Lines containing the word "would" need to be counted. Please reply with how many there are, and nothing else.
════════
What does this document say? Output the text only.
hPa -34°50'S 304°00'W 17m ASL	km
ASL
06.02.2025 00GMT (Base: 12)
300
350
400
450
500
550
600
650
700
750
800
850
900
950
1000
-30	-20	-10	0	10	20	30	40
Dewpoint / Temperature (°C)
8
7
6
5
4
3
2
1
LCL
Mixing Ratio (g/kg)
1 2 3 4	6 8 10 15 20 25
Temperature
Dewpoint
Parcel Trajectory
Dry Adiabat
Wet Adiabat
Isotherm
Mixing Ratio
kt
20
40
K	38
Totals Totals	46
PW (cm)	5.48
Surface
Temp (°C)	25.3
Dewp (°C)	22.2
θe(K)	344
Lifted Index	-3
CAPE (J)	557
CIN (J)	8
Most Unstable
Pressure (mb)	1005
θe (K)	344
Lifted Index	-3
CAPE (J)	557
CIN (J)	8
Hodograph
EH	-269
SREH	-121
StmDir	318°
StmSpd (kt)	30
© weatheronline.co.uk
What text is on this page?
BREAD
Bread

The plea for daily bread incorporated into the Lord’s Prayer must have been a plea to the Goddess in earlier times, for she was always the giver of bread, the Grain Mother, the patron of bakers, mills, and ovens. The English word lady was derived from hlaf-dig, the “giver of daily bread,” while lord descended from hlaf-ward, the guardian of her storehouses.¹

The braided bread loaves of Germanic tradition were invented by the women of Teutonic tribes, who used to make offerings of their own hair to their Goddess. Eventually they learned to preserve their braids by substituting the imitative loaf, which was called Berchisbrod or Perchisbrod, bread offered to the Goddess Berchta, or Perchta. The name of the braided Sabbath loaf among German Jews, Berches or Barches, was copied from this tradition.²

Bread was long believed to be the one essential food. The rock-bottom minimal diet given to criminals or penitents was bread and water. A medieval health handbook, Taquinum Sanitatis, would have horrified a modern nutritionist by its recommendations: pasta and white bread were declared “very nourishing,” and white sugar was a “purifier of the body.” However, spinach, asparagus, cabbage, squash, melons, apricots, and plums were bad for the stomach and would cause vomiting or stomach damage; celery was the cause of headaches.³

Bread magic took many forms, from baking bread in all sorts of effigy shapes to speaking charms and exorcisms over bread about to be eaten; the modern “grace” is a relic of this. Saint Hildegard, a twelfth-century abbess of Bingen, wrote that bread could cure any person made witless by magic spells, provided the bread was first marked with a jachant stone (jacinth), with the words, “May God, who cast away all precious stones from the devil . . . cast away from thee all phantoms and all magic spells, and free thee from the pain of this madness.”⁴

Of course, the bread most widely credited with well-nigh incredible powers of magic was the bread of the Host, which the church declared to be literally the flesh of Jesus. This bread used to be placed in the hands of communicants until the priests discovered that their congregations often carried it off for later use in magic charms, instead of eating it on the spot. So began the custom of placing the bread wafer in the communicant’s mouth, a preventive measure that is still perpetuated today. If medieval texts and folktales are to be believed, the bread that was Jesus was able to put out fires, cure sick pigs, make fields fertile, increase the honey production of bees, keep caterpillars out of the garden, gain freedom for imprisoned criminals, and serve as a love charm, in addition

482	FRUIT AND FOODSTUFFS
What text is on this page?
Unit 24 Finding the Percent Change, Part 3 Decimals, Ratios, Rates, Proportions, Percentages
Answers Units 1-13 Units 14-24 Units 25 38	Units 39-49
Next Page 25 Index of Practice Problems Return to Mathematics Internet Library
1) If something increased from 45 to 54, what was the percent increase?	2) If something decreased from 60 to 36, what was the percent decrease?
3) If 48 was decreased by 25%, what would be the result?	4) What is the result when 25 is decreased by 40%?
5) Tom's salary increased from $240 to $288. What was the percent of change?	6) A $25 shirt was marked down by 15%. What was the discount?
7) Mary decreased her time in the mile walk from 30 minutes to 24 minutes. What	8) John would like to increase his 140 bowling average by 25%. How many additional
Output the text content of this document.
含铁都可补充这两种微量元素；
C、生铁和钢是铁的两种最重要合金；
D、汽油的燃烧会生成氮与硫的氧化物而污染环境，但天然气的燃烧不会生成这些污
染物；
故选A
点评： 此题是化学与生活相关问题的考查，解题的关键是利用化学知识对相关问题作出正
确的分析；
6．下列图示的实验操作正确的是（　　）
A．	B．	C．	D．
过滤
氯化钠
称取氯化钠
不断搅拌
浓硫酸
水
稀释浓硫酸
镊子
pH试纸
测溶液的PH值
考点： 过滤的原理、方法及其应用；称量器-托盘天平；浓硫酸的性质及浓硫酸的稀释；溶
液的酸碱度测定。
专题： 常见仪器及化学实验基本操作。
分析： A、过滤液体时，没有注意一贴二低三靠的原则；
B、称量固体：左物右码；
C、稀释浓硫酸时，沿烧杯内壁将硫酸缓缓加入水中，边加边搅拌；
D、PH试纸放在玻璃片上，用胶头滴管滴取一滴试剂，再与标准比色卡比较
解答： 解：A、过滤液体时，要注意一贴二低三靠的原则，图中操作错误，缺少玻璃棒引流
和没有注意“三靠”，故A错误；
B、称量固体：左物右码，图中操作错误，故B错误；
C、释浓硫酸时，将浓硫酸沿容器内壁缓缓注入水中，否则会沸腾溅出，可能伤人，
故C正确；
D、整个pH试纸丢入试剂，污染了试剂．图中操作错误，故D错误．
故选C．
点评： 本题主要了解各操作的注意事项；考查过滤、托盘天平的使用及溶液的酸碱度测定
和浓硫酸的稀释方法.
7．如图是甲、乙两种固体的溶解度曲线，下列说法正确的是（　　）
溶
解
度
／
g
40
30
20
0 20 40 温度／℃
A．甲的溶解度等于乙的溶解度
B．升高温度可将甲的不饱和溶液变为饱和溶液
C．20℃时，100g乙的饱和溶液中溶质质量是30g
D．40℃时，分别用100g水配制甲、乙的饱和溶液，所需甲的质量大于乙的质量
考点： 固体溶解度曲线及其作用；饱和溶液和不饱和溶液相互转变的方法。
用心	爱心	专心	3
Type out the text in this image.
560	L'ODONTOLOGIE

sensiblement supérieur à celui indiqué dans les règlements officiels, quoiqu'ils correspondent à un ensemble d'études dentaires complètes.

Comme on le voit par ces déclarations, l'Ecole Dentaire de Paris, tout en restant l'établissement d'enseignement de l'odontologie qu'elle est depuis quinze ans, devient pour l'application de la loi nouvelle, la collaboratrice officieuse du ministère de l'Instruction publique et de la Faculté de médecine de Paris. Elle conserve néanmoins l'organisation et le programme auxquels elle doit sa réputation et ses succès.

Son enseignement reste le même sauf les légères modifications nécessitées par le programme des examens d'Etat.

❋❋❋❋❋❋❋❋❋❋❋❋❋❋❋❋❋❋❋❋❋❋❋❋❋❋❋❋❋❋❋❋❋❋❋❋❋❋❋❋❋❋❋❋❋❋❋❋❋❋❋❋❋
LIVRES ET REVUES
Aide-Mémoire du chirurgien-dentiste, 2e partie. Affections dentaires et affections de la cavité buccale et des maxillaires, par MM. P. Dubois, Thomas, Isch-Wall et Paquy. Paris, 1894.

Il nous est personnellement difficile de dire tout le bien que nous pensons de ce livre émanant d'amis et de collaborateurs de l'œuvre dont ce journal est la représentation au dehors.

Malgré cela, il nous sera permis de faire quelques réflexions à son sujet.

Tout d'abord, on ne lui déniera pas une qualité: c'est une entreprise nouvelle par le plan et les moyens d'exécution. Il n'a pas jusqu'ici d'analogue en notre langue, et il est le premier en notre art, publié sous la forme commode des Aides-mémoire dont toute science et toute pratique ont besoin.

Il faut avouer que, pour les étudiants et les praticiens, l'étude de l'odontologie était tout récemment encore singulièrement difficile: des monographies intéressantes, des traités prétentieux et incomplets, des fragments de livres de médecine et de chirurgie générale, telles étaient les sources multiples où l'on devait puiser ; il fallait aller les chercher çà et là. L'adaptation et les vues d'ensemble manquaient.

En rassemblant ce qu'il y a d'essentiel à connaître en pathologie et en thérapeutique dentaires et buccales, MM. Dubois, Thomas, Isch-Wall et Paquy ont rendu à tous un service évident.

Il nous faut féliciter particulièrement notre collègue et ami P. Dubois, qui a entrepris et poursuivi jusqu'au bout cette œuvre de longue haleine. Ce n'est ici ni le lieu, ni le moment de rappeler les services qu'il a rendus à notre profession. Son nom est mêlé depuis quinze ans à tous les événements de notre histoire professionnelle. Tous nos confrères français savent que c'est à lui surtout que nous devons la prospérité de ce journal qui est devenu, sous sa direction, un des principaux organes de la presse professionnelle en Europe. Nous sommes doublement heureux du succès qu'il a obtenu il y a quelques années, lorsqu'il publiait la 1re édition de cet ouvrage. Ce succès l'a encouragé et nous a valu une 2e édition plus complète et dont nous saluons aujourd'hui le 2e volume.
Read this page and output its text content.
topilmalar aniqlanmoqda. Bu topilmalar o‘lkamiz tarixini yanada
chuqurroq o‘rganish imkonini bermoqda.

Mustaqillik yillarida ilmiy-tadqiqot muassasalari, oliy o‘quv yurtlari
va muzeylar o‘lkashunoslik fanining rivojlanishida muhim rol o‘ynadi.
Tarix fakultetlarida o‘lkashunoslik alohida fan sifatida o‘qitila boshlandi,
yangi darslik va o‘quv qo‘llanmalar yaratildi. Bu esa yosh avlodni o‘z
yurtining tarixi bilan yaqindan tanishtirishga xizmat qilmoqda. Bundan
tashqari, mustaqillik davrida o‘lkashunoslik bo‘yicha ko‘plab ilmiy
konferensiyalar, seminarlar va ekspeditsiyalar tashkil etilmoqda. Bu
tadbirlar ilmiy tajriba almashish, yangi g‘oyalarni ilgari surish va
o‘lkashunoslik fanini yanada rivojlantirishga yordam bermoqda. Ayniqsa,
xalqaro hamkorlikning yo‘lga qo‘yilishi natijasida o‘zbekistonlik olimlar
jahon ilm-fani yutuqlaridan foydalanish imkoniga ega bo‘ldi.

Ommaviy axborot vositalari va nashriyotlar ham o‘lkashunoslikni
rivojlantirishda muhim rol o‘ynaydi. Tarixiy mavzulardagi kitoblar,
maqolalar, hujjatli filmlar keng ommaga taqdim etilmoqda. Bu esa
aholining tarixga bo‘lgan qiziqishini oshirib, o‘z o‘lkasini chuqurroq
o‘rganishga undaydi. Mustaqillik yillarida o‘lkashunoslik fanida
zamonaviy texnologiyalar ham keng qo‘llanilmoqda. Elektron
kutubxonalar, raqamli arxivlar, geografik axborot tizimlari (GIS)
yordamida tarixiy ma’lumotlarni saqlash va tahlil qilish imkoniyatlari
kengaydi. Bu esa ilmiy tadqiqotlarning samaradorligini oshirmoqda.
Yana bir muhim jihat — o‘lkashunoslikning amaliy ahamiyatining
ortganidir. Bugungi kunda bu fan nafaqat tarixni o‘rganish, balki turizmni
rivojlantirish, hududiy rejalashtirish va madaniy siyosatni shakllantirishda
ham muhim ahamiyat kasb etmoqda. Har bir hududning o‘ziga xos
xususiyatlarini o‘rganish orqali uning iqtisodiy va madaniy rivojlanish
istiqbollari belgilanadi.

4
════════
## Problem solution
3